Where a line holds the word "川崎市川崎区", copy that line.

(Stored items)
● ● ● ● ●

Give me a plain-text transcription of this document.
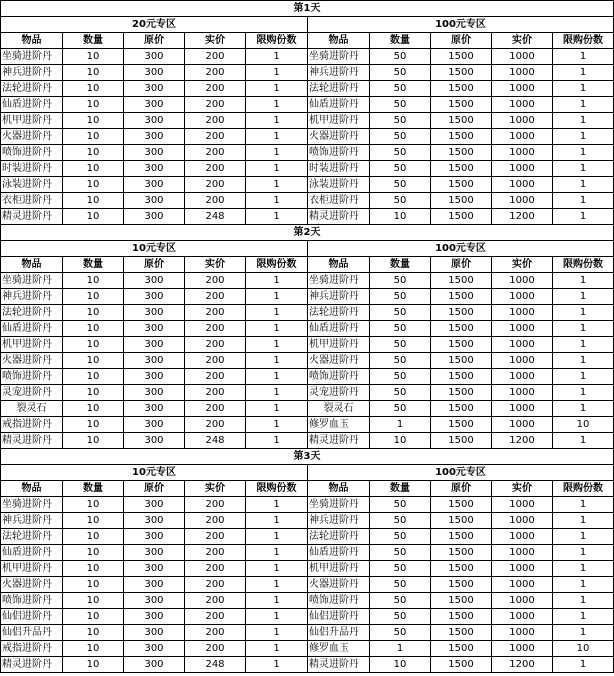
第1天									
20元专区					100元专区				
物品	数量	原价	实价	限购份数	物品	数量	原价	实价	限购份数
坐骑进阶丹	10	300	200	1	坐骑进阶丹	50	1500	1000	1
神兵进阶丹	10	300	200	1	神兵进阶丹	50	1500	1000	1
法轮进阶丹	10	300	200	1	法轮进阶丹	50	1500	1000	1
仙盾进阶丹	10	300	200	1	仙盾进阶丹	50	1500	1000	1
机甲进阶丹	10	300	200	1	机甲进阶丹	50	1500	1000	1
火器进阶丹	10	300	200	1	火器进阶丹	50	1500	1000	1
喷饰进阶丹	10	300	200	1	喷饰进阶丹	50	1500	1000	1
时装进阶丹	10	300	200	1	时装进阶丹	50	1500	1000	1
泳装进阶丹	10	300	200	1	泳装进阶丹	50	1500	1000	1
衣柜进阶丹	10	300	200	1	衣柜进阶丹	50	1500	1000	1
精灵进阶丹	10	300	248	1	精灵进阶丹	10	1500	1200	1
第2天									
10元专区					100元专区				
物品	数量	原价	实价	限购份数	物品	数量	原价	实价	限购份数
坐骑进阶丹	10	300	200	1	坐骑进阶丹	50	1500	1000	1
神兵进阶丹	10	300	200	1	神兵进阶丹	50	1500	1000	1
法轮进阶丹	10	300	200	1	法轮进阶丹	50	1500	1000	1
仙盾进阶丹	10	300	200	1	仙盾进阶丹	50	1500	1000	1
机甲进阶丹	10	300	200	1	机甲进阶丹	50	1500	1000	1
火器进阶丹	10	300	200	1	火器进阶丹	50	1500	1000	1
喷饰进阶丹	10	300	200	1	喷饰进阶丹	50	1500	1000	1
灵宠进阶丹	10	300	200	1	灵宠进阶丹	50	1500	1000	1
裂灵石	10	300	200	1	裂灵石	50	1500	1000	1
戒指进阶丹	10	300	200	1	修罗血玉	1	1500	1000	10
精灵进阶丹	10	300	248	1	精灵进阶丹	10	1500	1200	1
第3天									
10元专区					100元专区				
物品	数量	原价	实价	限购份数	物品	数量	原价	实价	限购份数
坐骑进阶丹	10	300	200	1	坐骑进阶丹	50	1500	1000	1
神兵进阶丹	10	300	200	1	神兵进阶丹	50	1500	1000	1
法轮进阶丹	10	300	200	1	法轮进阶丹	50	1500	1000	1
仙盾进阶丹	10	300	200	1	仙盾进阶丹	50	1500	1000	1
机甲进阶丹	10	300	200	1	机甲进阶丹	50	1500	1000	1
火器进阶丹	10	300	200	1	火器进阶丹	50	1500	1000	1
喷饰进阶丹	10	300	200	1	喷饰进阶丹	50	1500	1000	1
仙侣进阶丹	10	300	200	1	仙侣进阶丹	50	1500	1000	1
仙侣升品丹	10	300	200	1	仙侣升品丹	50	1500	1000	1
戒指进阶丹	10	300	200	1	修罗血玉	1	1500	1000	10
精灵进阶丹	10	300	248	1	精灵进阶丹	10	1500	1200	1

● ● ● ● ●

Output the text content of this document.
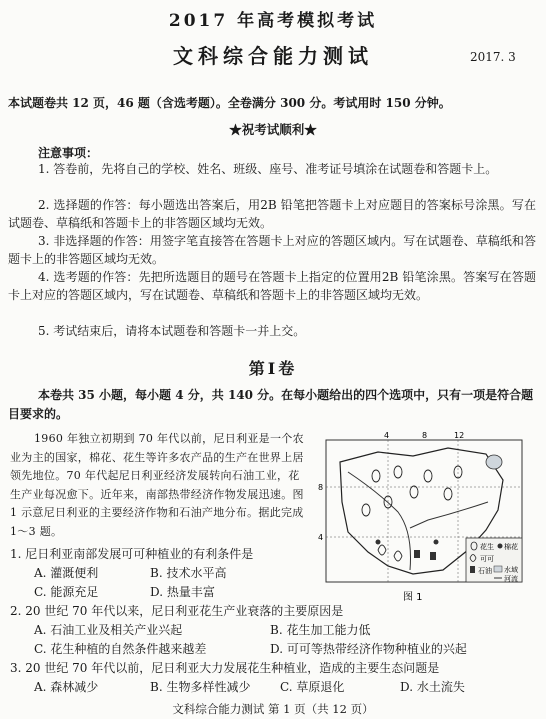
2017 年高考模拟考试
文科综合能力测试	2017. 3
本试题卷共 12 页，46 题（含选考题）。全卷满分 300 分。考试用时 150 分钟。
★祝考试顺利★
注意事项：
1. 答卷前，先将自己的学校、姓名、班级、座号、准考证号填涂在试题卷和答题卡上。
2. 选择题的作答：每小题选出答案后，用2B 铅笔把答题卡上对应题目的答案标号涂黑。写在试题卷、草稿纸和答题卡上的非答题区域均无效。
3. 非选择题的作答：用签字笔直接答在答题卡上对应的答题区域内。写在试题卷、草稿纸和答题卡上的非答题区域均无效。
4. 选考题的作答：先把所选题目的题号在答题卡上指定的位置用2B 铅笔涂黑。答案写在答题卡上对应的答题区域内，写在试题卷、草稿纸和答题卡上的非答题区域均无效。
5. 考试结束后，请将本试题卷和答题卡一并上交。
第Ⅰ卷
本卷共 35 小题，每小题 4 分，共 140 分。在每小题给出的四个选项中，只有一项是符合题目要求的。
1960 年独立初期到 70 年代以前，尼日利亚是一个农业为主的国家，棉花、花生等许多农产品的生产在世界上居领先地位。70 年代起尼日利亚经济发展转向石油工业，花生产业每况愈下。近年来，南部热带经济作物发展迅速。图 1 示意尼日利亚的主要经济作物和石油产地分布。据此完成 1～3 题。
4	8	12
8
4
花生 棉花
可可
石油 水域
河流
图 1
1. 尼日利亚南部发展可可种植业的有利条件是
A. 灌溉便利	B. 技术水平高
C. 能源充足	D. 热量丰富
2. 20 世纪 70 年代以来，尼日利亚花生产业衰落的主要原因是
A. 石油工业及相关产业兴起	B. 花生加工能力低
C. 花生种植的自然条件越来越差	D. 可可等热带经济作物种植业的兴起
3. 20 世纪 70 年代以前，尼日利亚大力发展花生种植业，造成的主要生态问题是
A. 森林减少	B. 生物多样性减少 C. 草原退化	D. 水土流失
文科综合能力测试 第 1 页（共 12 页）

● ● ● ● ●

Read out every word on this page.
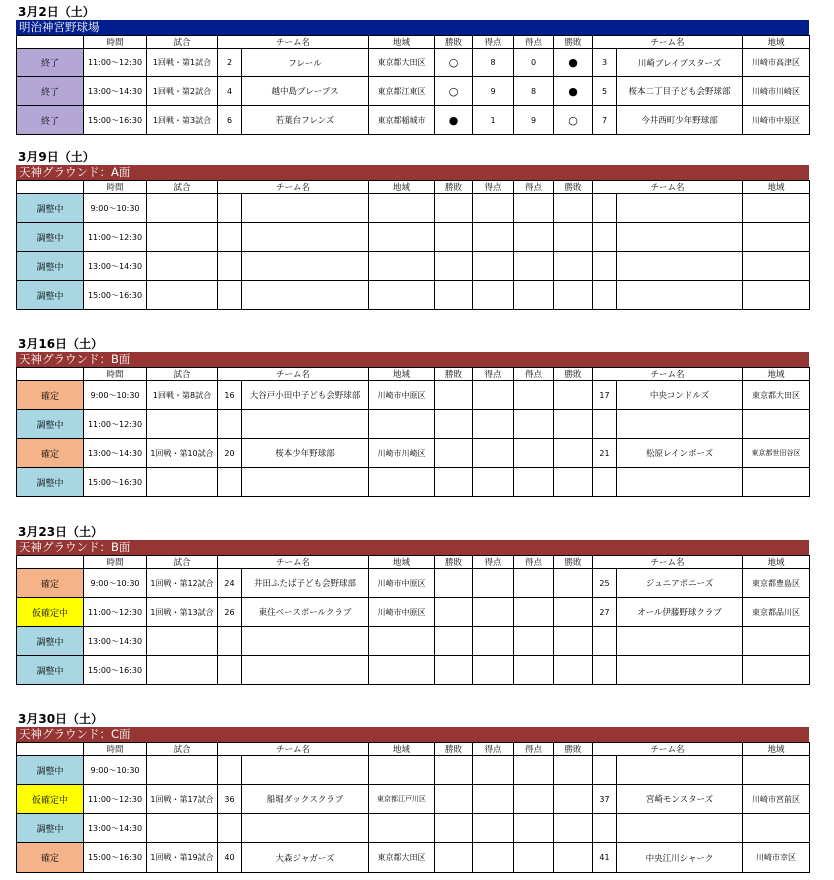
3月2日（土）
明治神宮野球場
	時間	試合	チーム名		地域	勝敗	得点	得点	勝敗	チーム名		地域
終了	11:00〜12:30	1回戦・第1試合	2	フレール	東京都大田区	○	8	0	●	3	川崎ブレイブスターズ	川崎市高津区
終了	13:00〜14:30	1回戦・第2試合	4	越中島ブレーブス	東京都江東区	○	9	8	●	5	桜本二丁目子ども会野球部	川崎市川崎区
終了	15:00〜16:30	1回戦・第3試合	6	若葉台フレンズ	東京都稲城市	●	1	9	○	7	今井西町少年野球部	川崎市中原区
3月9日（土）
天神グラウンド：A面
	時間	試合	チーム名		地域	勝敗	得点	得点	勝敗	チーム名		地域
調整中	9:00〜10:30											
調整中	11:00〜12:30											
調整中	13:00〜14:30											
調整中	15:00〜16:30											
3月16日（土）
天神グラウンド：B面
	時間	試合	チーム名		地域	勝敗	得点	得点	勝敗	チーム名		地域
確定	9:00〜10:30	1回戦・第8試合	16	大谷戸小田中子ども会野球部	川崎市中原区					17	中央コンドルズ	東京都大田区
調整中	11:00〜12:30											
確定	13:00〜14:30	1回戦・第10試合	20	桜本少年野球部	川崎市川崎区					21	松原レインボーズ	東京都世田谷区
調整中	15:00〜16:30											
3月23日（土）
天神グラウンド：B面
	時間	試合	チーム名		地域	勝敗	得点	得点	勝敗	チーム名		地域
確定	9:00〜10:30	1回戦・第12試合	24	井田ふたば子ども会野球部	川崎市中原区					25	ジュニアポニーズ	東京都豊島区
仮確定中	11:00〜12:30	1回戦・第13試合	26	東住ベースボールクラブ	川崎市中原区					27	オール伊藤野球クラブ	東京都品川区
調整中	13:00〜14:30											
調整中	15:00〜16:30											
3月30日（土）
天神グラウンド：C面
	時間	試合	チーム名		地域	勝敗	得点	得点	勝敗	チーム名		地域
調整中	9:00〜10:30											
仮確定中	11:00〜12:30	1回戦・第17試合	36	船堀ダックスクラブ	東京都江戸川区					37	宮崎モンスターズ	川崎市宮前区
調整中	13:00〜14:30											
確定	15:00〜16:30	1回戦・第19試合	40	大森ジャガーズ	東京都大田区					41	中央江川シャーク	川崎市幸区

● ● ● ● ●

● **OUTPUT BELOW**
終了	13:00〜14:30	1回戦・第2試合	4	越中島ブレーブス	東京都江東区	○	9	8	●	5	桜本二丁目子ども会野球部	川崎市川崎区
確定	13:00〜14:30	1回戦・第10試合	20	桜本少年野球部	川崎市川崎区					21	松原レインボーズ	東京都世田谷区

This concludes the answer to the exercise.